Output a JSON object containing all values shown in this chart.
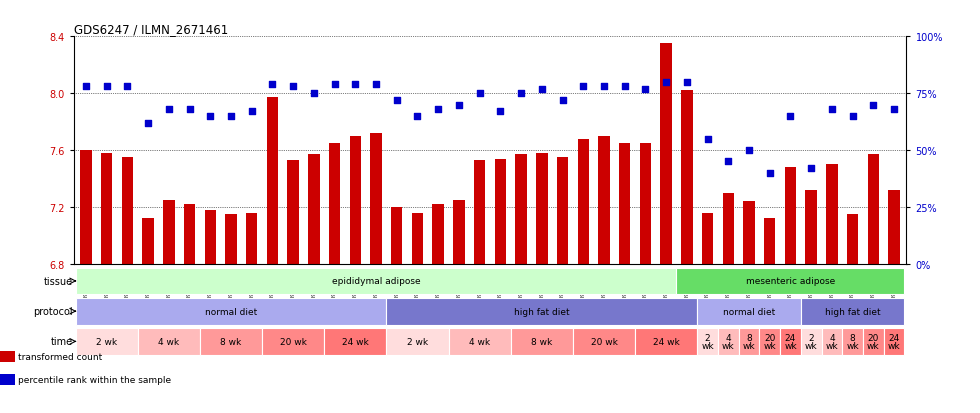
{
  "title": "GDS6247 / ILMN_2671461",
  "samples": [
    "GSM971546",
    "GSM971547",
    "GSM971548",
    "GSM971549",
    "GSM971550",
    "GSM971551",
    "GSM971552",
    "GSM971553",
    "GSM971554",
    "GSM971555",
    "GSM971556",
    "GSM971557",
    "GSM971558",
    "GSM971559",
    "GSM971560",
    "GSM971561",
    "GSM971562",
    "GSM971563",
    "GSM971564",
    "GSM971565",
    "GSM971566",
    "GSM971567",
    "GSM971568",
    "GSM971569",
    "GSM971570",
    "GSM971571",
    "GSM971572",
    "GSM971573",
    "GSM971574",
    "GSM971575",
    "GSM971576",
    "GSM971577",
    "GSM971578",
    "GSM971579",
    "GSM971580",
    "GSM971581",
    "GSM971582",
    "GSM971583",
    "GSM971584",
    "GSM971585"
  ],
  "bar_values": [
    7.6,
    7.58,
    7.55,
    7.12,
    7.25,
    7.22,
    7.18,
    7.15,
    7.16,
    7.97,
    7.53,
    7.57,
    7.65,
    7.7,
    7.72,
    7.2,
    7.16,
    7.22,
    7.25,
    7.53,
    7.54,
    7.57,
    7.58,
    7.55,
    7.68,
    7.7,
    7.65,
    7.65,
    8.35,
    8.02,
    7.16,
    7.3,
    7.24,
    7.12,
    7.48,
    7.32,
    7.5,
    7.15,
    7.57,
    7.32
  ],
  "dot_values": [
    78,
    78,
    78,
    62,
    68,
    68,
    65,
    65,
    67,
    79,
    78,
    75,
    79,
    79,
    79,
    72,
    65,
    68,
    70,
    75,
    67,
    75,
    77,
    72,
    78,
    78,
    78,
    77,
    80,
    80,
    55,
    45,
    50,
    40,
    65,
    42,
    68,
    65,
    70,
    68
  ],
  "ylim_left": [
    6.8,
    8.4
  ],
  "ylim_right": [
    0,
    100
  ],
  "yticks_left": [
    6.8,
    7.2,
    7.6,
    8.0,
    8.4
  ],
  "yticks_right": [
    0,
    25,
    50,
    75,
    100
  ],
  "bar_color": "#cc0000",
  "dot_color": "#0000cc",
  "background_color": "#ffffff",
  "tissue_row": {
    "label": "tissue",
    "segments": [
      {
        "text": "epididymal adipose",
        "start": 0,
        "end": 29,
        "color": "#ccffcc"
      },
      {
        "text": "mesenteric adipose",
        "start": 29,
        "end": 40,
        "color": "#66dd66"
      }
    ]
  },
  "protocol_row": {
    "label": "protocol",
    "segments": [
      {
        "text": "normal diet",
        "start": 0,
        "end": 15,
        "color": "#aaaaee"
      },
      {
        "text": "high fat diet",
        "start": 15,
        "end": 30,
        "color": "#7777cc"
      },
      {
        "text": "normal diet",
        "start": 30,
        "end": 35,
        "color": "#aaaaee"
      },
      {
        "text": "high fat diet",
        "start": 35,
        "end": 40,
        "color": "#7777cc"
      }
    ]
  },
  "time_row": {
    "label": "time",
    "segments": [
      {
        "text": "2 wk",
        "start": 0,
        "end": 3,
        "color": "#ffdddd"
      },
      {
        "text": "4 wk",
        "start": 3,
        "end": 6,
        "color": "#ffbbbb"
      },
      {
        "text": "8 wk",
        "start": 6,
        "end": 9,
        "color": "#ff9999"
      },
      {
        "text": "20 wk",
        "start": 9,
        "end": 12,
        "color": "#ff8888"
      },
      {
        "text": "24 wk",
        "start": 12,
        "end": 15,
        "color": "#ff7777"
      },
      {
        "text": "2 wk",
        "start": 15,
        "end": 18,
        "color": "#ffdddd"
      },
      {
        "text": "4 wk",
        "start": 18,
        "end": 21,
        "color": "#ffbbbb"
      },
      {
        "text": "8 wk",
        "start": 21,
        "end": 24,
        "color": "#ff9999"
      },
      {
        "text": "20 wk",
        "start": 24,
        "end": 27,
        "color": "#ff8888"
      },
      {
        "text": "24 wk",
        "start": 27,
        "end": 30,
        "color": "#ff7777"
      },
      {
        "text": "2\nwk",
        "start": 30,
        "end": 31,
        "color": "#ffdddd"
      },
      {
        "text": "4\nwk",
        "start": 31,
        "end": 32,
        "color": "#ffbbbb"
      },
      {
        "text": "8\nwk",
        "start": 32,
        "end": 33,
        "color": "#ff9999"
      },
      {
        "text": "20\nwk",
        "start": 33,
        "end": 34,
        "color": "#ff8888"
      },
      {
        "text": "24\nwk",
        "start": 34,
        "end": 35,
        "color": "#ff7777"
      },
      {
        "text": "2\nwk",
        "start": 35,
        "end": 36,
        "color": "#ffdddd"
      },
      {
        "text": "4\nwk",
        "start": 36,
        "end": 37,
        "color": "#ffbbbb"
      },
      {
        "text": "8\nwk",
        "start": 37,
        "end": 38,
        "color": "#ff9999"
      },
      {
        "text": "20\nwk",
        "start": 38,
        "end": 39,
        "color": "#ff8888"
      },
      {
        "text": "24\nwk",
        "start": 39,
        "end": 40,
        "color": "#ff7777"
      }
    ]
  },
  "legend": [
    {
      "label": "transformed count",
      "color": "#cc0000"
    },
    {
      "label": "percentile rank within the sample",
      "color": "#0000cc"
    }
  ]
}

----

CHALLENGE:
Except for the pictures, copy every line of the records above exactly.

TASK RESPONSE:
Output a JSON object containing all values shown in this chart.
{
  "title": "GDS6247 / ILMN_2671461",
  "samples": [
    "GSM971546",
    "GSM971547",
    "GSM971548",
    "GSM971549",
    "GSM971550",
    "GSM971551",
    "GSM971552",
    "GSM971553",
    "GSM971554",
    "GSM971555",
    "GSM971556",
    "GSM971557",
    "GSM971558",
    "GSM971559",
    "GSM971560",
    "GSM971561",
    "GSM971562",
    "GSM971563",
    "GSM971564",
    "GSM971565",
    "GSM971566",
    "GSM971567",
    "GSM971568",
    "GSM971569",
    "GSM971570",
    "GSM971571",
    "GSM971572",
    "GSM971573",
    "GSM971574",
    "GSM971575",
    "GSM971576",
    "GSM971577",
    "GSM971578",
    "GSM971579",
    "GSM971580",
    "GSM971581",
    "GSM971582",
    "GSM971583",
    "GSM971584",
    "GSM971585"
  ],
  "bar_values": [
    7.6,
    7.58,
    7.55,
    7.12,
    7.25,
    7.22,
    7.18,
    7.15,
    7.16,
    7.97,
    7.53,
    7.57,
    7.65,
    7.7,
    7.72,
    7.2,
    7.16,
    7.22,
    7.25,
    7.53,
    7.54,
    7.57,
    7.58,
    7.55,
    7.68,
    7.7,
    7.65,
    7.65,
    8.35,
    8.02,
    7.16,
    7.3,
    7.24,
    7.12,
    7.48,
    7.32,
    7.5,
    7.15,
    7.57,
    7.32
  ],
  "dot_values": [
    78,
    78,
    78,
    62,
    68,
    68,
    65,
    65,
    67,
    79,
    78,
    75,
    79,
    79,
    79,
    72,
    65,
    68,
    70,
    75,
    67,
    75,
    77,
    72,
    78,
    78,
    78,
    77,
    80,
    80,
    55,
    45,
    50,
    40,
    65,
    42,
    68,
    65,
    70,
    68
  ],
  "ylim_left": [
    6.8,
    8.4
  ],
  "ylim_right": [
    0,
    100
  ],
  "yticks_left": [
    6.8,
    7.2,
    7.6,
    8.0,
    8.4
  ],
  "yticks_right": [
    0,
    25,
    50,
    75,
    100
  ],
  "bar_color": "#cc0000",
  "dot_color": "#0000cc",
  "background_color": "#ffffff",
  "tissue_row": {
    "label": "tissue",
    "segments": [
      {
        "text": "epididymal adipose",
        "start": 0,
        "end": 29,
        "color": "#ccffcc"
      },
      {
        "text": "mesenteric adipose",
        "start": 29,
        "end": 40,
        "color": "#66dd66"
      }
    ]
  },
  "protocol_row": {
    "label": "protocol",
    "segments": [
      {
        "text": "normal diet",
        "start": 0,
        "end": 15,
        "color": "#aaaaee"
      },
      {
        "text": "high fat diet",
        "start": 15,
        "end": 30,
        "color": "#7777cc"
      },
      {
        "text": "normal diet",
        "start": 30,
        "end": 35,
        "color": "#aaaaee"
      },
      {
        "text": "high fat diet",
        "start": 35,
        "end": 40,
        "color": "#7777cc"
      }
    ]
  },
  "time_row": {
    "label": "time",
    "segments": [
      {
        "text": "2 wk",
        "start": 0,
        "end": 3,
        "color": "#ffdddd"
      },
      {
        "text": "4 wk",
        "start": 3,
        "end": 6,
        "color": "#ffbbbb"
      },
      {
        "text": "8 wk",
        "start": 6,
        "end": 9,
        "color": "#ff9999"
      },
      {
        "text": "20 wk",
        "start": 9,
        "end": 12,
        "color": "#ff8888"
      },
      {
        "text": "24 wk",
        "start": 12,
        "end": 15,
        "color": "#ff7777"
      },
      {
        "text": "2 wk",
        "start": 15,
        "end": 18,
        "color": "#ffdddd"
      },
      {
        "text": "4 wk",
        "start": 18,
        "end": 21,
        "color": "#ffbbbb"
      },
      {
        "text": "8 wk",
        "start": 21,
        "end": 24,
        "color": "#ff9999"
      },
      {
        "text": "20 wk",
        "start": 24,
        "end": 27,
        "color": "#ff8888"
      },
      {
        "text": "24 wk",
        "start": 27,
        "end": 30,
        "color": "#ff7777"
      },
      {
        "text": "2\nwk",
        "start": 30,
        "end": 31,
        "color": "#ffdddd"
      },
      {
        "text": "4\nwk",
        "start": 31,
        "end": 32,
        "color": "#ffbbbb"
      },
      {
        "text": "8\nwk",
        "start": 32,
        "end": 33,
        "color": "#ff9999"
      },
      {
        "text": "20\nwk",
        "start": 33,
        "end": 34,
        "color": "#ff8888"
      },
      {
        "text": "24\nwk",
        "start": 34,
        "end": 35,
        "color": "#ff7777"
      },
      {
        "text": "2\nwk",
        "start": 35,
        "end": 36,
        "color": "#ffdddd"
      },
      {
        "text": "4\nwk",
        "start": 36,
        "end": 37,
        "color": "#ffbbbb"
      },
      {
        "text": "8\nwk",
        "start": 37,
        "end": 38,
        "color": "#ff9999"
      },
      {
        "text": "20\nwk",
        "start": 38,
        "end": 39,
        "color": "#ff8888"
      },
      {
        "text": "24\nwk",
        "start": 39,
        "end": 40,
        "color": "#ff7777"
      }
    ]
  },
  "legend": [
    {
      "label": "transformed count",
      "color": "#cc0000"
    },
    {
      "label": "percentile rank within the sample",
      "color": "#0000cc"
    }
  ]
}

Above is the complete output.